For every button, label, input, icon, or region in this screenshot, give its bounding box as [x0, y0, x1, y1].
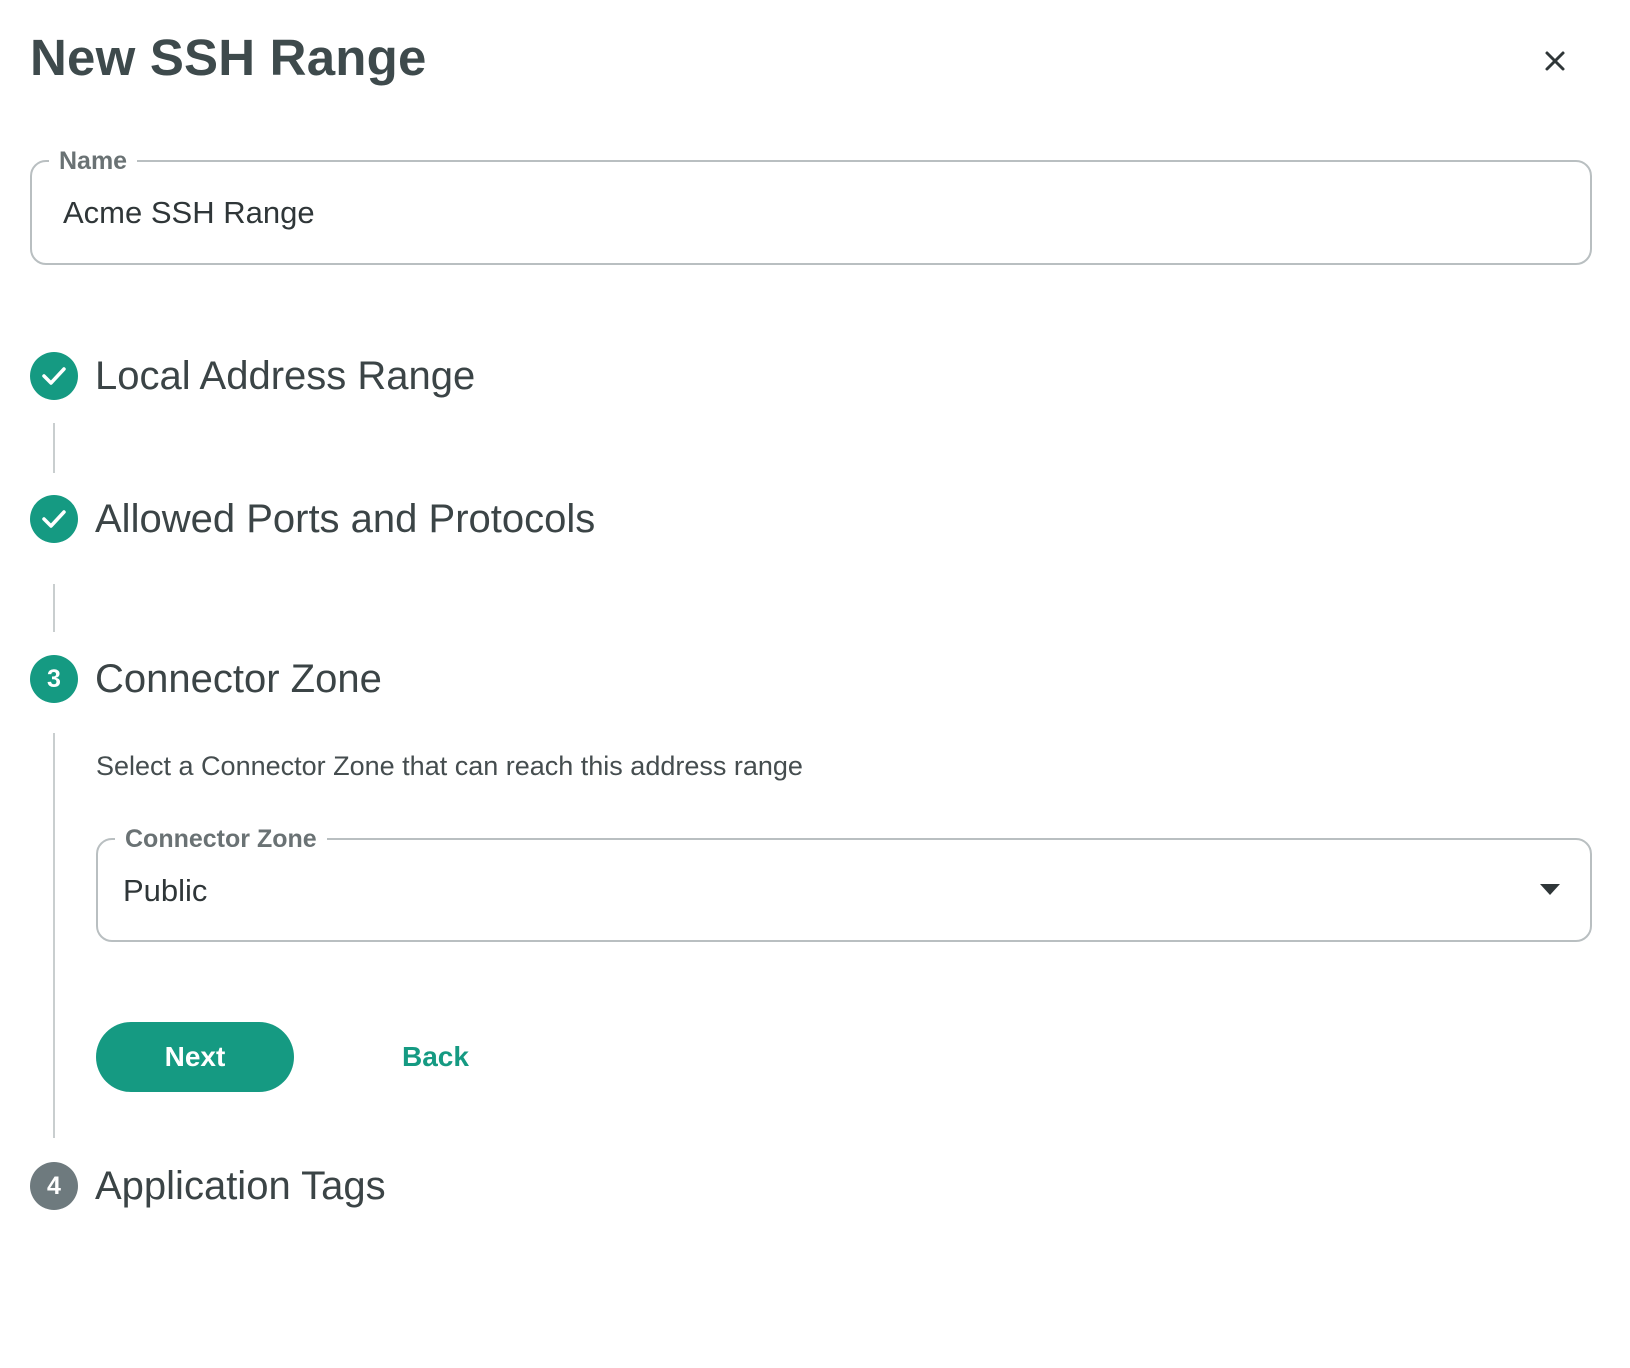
close-icon [1538, 44, 1572, 78]
back-button[interactable]: Back [402, 1022, 469, 1092]
check-icon [42, 367, 66, 385]
step-3-number-icon: 3 [30, 655, 78, 703]
next-button[interactable]: Next [96, 1022, 294, 1092]
step-connector-3 [53, 733, 55, 1138]
step-connector-2 [53, 584, 55, 632]
name-field-label: Name [49, 145, 138, 177]
close-button[interactable] [1538, 44, 1572, 78]
step-4-number-icon: 4 [30, 1162, 78, 1210]
name-field[interactable]: Name Acme SSH Range [30, 145, 1592, 265]
name-input[interactable]: Acme SSH Range [63, 193, 315, 233]
connector-zone-selected-value: Public [123, 873, 208, 908]
step-3-label: Connector Zone [95, 657, 382, 701]
step-2-label[interactable]: Allowed Ports and Protocols [95, 494, 595, 544]
check-icon [42, 510, 66, 528]
step-2-complete-icon [30, 495, 78, 543]
connector-zone-select[interactable]: Connector Zone Public [96, 823, 1592, 942]
dialog-title: New SSH Range [30, 29, 427, 86]
chevron-down-icon[interactable] [1540, 884, 1560, 895]
connector-zone-description: Select a Connector Zone that can reach t… [96, 751, 803, 781]
step-4-label: Application Tags [95, 1164, 386, 1208]
step-1-label[interactable]: Local Address Range [95, 351, 475, 401]
step-connector-1 [53, 423, 55, 473]
connector-zone-field-label: Connector Zone [115, 823, 327, 855]
step-1-complete-icon [30, 352, 78, 400]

Written problem:
Update everything from the line containing "close-icon [1538, 44, 1572, 78]" down to the line containing "connector-zone-selected-value: Public [123, 873, 208, 908]" by swapping "interactable" for "clickable", keeping everything else the same. Return only those lines.

Answer to this exercise:
close-icon [1538, 44, 1572, 78]
back-button[clickable]: Back [402, 1022, 469, 1092]
check-icon [42, 367, 66, 385]
step-3-number-icon: 3 [30, 655, 78, 703]
next-button[clickable]: Next [96, 1022, 294, 1092]
step-connector-3 [53, 733, 55, 1138]
step-connector-2 [53, 584, 55, 632]
name-field-label: Name [49, 145, 138, 177]
close-button[clickable] [1538, 44, 1572, 78]
step-4-number-icon: 4 [30, 1162, 78, 1210]
name-field[clickable]: Name Acme SSH Range [30, 145, 1592, 265]
name-input[clickable]: Acme SSH Range [63, 193, 315, 233]
connector-zone-selected-value: Public [123, 873, 208, 908]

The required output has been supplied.